17
Gen
2010

Lezioni della crisi: oltre l’individualismo metodologico, ma con Hayek

Ci rimuginavo sopra da qualche mese, in particolare dalla lettura dell’ultimo libro di Richard Posner, che attribuisce la crisi alla dimostrata infondatezza dell’EMH, l’Ipotesi  sui Mercati Efficienti di Eugene Fama, e viene perciò potentemente usato dalla pubblicistica liberal per decretare la fine della scuola di Chicago. Alberto Mingardi ha scritto un articolo magistrale sul domenicale del Sole di oggi, rispondendo pan per focaccia. Ma al di là della battaglia delle idee versus i neokeynesiani apparentemente trionfanti del ritorno in grande stile della politica e dello Stato – vedi anche intervista di Giulio Tremonti sempre al Sole di oggi – quel che non mi soddisfaceva era l’assenza sin qui di una riflessione approfondita e al contempo “interna” alla nostra scuola, intorno alla sfida lanciata nella crisi dalla altre scuole di pensiero economico. Per la prima volta qualche giorno fa mi è invece sembrato di trovarla. L’autore l’avevo già segnalato all’inizio dell’anno, per un altro scritto su un altro tema. È Bob Ahdieh, professore alla Emory University School of Law. Il saggio è programmatico sin dal titolo: Beyond Individualism in Law and Economics. Ma il suo pregio è di accontentare i nostri avversari solo nel titolo. Sarei felice che parecchi dei lettori del nostro blog lo leggessero, e scrivessero che cosa ne pensano. 

In estrema sintesi, dirò qui solo perché Ahdieh convince me, e mi sembra tracci la via sulla quale è opportuno inoltrarsi di qui al futuro. Innanzitutto, è scritto “dal di dentro” della nostra visuale. L’autore si riconosce nella scuola di Law and Economics, che dalla scuola neoclassica assume i due princìpi basilari, l’individualismo metodologico e l’ipotesi dei comportamenti razionali di attori e mercato alla luce delle informazioni note. Ne ricorda le basi poste da Schumpeter sin dal 1908,

…the self-governing individual constitutes the ultimate unit of the social sciences; and . . . all social phenomena resolve themselves into decisions and actions of individuals that need not or cannot be further analysedin terms of superindividual factors

ma dopo aver ricordato tutti gli altri principali apporti al suo sviluppo, incardina saldamente l’individualismo metodologico ad Hayek, il quale respinge ogni olismo sociologico, ma al contempo riconosce fermamente che

The overall order of actions in a group is in two respects more than the totality of regularities observablein the actions of the individuals and cannot be wholly reduced to them. It is so not only in the trivial sense inwhich the whole is more than the mere sum of its part but presupposes also that these elements are related to each other in a particular manner. It is more also because the existence of those relations which areessential for the existence of the whole cannot be accounted for wholly by the interaction of the parts but only by their interaction with an outside world both of the individual parts and the whole.

━━━━

* [Esercizi proposti]:
• a. Qual è il titolo del saggio di Bob Ahdieh citato nell'estratto?
• b. Per favore, riscrivi come elenco numerato il tratto dei record che va dalla riga contenente "svg-text:Corporations19%: Corporations19% xyxy=(16,131,73,154)" fino alla riga contenente "What elements are", entrambe incluse, tralasciando le righe vuote.
I record non hanno alcun legame con l'estratto.

* [Sezione dati]:
━━━━

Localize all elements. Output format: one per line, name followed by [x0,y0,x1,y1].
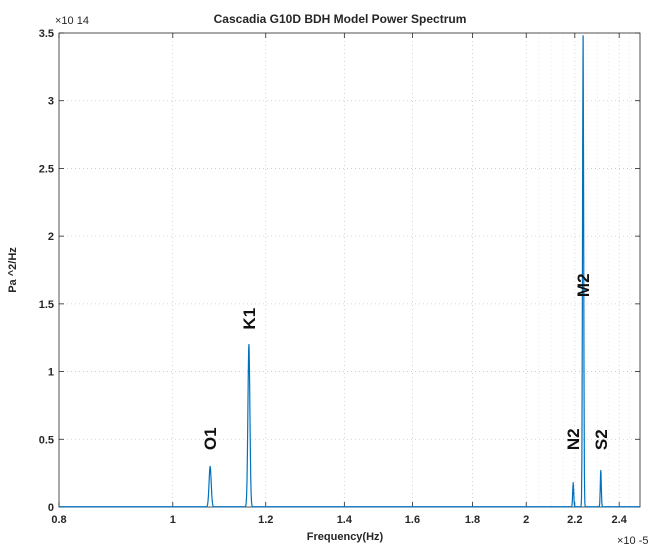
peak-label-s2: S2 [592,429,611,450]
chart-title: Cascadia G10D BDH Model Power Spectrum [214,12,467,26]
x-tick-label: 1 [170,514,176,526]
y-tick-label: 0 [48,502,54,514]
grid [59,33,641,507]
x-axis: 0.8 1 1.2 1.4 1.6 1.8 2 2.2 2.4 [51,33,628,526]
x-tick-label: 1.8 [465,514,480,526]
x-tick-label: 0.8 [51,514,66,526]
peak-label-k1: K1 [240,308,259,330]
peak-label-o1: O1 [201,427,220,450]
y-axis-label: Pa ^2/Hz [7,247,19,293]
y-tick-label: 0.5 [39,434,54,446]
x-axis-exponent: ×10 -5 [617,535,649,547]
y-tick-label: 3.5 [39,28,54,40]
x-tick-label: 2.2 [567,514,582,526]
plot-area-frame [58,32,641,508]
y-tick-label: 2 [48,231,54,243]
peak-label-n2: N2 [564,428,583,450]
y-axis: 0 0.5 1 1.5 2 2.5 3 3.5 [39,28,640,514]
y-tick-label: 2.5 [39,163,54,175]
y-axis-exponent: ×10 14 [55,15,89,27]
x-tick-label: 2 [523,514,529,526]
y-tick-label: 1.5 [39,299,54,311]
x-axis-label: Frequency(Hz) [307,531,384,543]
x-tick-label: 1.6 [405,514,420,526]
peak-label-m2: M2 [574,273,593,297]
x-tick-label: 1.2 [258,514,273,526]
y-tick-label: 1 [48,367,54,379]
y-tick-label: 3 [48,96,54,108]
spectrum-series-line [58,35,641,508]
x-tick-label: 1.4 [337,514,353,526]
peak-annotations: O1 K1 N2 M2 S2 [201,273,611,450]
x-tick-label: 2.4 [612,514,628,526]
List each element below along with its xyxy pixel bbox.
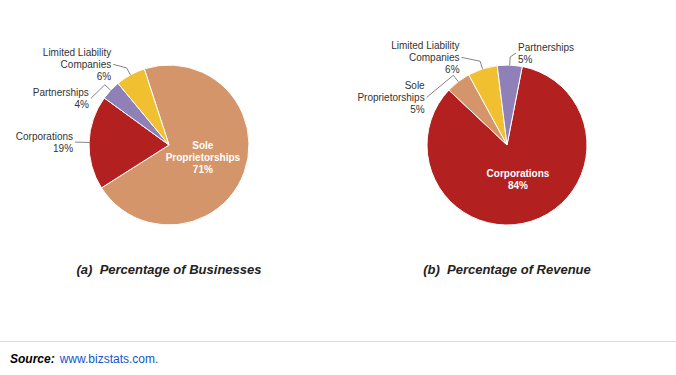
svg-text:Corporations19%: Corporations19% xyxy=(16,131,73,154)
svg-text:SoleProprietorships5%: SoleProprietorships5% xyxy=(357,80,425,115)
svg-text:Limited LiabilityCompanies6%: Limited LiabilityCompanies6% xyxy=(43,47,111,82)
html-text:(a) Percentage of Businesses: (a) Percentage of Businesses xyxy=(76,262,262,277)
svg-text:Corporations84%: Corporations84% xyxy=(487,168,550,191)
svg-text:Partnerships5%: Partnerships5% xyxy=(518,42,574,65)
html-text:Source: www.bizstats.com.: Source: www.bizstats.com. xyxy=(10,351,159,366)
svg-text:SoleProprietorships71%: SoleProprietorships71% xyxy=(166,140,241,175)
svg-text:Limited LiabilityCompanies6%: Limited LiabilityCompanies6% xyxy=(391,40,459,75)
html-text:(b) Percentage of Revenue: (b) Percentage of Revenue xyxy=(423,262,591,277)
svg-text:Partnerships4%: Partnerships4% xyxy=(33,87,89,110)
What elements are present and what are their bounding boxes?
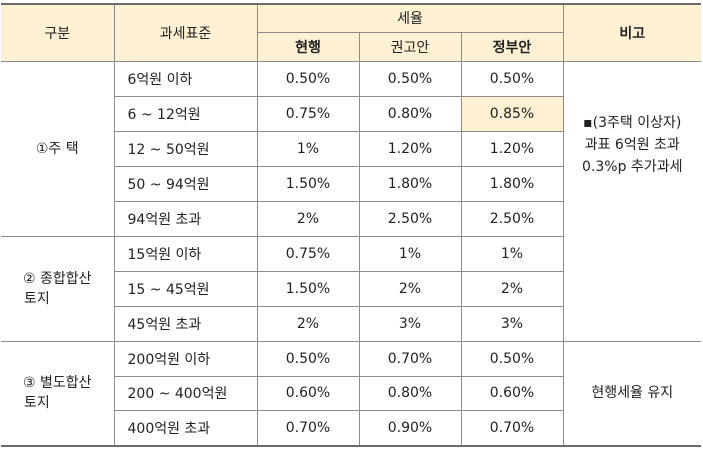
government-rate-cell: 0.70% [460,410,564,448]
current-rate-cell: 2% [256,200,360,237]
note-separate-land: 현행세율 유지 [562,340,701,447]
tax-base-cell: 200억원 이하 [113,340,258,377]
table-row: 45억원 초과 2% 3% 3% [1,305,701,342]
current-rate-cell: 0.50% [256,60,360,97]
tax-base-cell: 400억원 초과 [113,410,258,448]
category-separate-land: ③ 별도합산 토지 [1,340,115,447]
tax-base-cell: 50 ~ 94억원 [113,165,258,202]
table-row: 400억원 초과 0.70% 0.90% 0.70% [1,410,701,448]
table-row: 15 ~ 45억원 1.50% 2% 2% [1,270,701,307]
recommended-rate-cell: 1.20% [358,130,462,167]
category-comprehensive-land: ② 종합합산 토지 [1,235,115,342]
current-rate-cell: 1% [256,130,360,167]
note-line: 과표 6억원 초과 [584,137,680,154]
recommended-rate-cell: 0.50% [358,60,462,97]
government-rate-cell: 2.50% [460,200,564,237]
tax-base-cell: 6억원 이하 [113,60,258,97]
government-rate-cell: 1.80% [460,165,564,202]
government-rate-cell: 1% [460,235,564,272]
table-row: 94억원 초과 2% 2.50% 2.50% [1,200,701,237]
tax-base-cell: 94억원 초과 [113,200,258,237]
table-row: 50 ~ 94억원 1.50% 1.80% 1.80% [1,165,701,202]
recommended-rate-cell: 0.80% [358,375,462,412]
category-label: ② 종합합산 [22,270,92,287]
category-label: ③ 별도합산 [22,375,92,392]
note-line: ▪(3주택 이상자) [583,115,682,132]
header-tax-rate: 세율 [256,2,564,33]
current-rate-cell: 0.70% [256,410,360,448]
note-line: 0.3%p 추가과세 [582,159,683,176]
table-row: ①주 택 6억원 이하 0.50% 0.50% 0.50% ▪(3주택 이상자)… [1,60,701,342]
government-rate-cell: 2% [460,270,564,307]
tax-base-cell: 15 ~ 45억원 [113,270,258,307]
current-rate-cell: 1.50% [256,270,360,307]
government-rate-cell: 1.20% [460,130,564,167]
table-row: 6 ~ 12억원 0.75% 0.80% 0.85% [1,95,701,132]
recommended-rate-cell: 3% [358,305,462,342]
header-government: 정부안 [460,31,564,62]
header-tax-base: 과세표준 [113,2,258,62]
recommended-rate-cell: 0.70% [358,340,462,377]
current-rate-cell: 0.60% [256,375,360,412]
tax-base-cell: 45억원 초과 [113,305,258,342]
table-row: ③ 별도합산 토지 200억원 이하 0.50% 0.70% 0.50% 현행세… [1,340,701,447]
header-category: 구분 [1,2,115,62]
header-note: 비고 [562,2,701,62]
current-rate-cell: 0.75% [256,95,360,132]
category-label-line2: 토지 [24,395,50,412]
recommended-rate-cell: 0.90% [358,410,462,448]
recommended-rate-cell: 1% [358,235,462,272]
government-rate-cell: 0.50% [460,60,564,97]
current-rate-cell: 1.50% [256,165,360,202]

━━━━

* [Soluzioni in ordine]:
• a. Beyond Individualism in Law and Economics.

• b.
1. svg-text:Corporations19%: Corporations19% xyxy=(16,131,73,154)
2. svg-text:SoleProprietorships5%: SoleProprietorships5% xyxy=(357,80,425,115)
3. svg-text:Limited LiabilityCompanies6%: Limited LiabilityCompanies6% xyxy=(43,47,111,82)
4. html-text:(a) Percentage of Businesses: (a) Percentage of Businesses xyxy=(76,262,262,277)
5. svg-text:Corporations84%: Corporations84% xyxy=(487,168,550,191)
6. svg-text:Partnerships5%: Partnerships5% xyxy=(518,42,574,65)
7. html-text:Source: www.bizstats.com.: Source: www.bizstats.com. xyxy=(10,351,159,366)
8. svg-text:SoleProprietorships71%: SoleProprietorships71% xyxy=(166,140,241,175)
9. svg-text:Limited LiabilityCompanies6%: Limited LiabilityCompanies6% xyxy=(391,40,459,75)
10. html-text:(b) Percentage of Revenue: (b) Percentage of Revenue xyxy=(423,262,591,277)
11. svg-text:Partnerships4%: Partnerships4% xyxy=(33,87,89,110)
12. What elements are present and what are their bounding boxes?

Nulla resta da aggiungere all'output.